Task brief: Copy out all lines that hold "title".
══ Supplied material
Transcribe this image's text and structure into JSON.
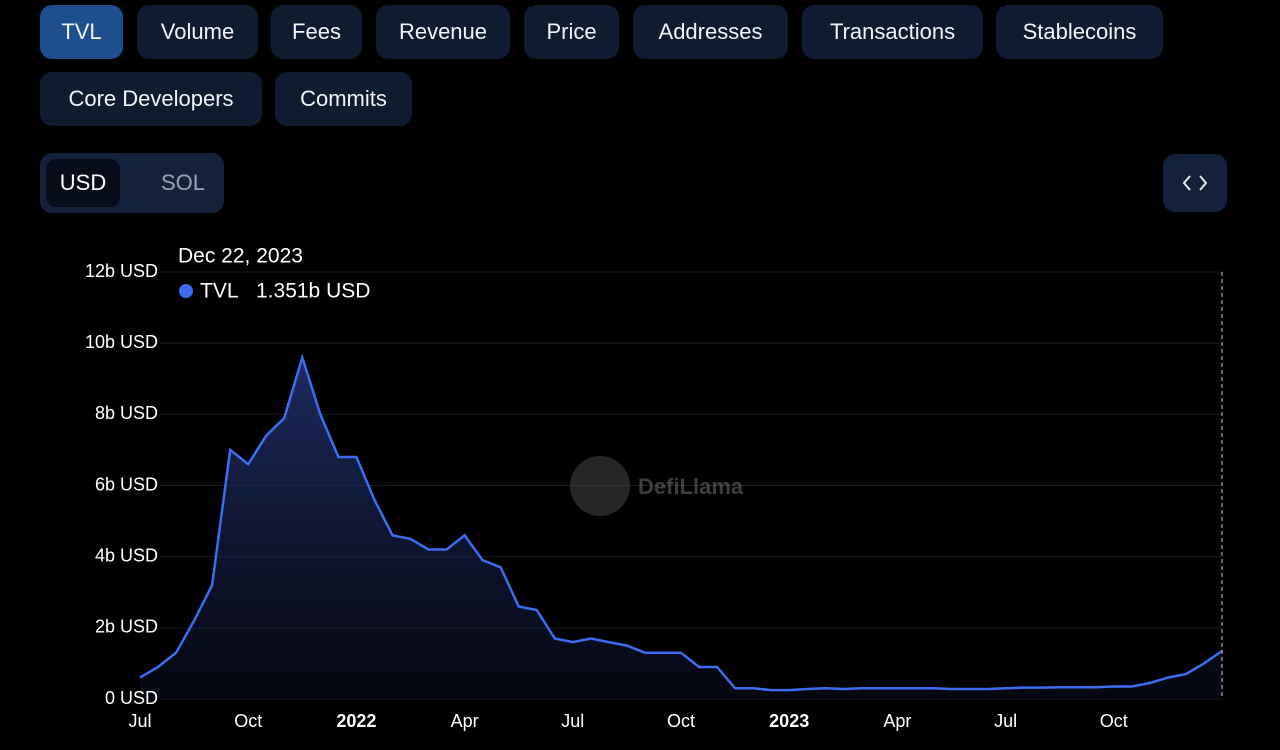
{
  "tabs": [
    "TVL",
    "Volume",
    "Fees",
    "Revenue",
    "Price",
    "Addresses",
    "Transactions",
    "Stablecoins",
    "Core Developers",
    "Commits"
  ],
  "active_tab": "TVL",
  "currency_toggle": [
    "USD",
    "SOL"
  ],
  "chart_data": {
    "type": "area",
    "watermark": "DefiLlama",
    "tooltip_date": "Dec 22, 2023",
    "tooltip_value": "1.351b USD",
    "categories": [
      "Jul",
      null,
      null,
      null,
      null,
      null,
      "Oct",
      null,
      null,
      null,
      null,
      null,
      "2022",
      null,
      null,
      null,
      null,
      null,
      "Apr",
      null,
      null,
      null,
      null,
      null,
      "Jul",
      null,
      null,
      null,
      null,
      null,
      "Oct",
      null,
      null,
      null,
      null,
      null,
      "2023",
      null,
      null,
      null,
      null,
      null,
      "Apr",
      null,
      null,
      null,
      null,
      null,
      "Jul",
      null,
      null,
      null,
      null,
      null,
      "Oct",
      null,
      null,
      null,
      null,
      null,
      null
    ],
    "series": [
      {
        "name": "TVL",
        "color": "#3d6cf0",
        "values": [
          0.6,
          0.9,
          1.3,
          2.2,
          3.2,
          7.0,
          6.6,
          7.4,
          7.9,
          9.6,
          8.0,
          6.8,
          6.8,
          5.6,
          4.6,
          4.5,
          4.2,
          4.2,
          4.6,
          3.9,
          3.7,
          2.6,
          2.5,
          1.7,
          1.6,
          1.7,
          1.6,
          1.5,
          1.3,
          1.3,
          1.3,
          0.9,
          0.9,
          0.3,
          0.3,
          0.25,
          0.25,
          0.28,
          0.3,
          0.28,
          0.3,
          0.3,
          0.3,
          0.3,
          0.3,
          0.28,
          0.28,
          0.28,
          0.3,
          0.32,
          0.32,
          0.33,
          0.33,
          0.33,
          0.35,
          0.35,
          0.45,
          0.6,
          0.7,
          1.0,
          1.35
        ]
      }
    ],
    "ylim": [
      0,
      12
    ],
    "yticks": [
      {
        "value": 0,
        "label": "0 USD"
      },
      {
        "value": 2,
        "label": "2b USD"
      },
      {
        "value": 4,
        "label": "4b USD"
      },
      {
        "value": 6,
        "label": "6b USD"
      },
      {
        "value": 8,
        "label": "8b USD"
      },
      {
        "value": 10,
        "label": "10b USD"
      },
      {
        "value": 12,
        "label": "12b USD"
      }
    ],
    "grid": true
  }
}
════
══ Supplied material
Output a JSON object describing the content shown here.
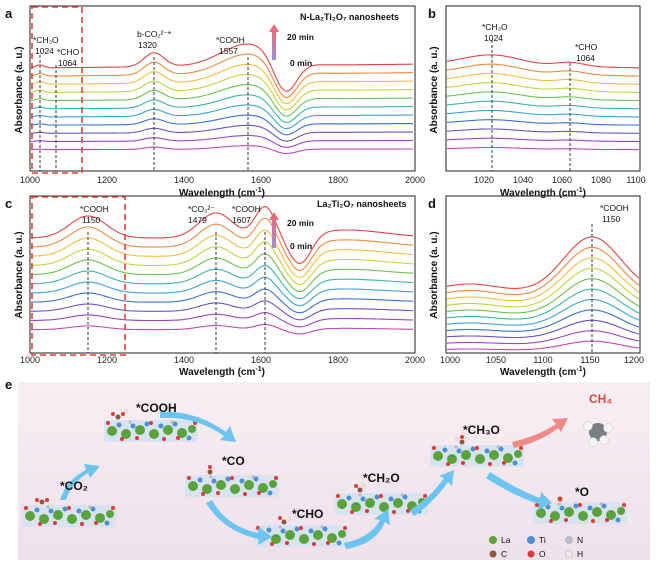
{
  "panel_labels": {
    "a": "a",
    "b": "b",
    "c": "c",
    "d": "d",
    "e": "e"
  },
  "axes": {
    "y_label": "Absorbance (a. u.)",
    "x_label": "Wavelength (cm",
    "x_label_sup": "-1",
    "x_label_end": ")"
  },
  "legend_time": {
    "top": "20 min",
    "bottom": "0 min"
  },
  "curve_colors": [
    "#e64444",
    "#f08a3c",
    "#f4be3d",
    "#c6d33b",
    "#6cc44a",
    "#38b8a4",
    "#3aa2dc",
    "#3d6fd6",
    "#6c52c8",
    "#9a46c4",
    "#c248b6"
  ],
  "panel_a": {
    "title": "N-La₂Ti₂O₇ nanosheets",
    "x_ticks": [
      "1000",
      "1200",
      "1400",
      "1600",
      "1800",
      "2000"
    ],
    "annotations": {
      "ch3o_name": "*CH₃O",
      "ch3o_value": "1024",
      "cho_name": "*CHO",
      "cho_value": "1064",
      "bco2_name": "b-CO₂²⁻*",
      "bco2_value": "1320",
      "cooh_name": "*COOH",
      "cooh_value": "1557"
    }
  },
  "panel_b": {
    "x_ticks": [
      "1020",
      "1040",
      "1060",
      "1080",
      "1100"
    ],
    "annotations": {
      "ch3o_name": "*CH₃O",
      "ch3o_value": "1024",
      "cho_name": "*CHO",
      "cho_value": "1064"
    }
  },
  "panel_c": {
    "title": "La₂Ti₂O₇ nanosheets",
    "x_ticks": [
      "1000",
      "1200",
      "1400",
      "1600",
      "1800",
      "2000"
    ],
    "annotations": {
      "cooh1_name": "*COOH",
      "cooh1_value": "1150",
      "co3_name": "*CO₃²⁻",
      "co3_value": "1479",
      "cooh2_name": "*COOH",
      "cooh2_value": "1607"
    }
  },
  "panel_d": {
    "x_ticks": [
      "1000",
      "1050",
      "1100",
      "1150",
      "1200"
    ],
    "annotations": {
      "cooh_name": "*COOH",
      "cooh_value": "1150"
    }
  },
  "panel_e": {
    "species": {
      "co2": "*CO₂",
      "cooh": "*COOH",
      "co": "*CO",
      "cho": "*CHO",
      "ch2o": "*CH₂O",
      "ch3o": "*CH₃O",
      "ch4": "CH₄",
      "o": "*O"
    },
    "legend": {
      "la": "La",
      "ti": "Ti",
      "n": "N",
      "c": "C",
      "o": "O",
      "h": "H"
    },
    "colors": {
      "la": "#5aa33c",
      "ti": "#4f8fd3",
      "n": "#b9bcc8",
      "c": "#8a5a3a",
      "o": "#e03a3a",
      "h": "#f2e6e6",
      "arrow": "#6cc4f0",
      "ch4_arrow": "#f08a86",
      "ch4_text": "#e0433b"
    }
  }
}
════
Answer in full:
    "title": "N-La₂Ti₂O₇ nanosheets",
    "title": "La₂Ti₂O₇ nanosheets",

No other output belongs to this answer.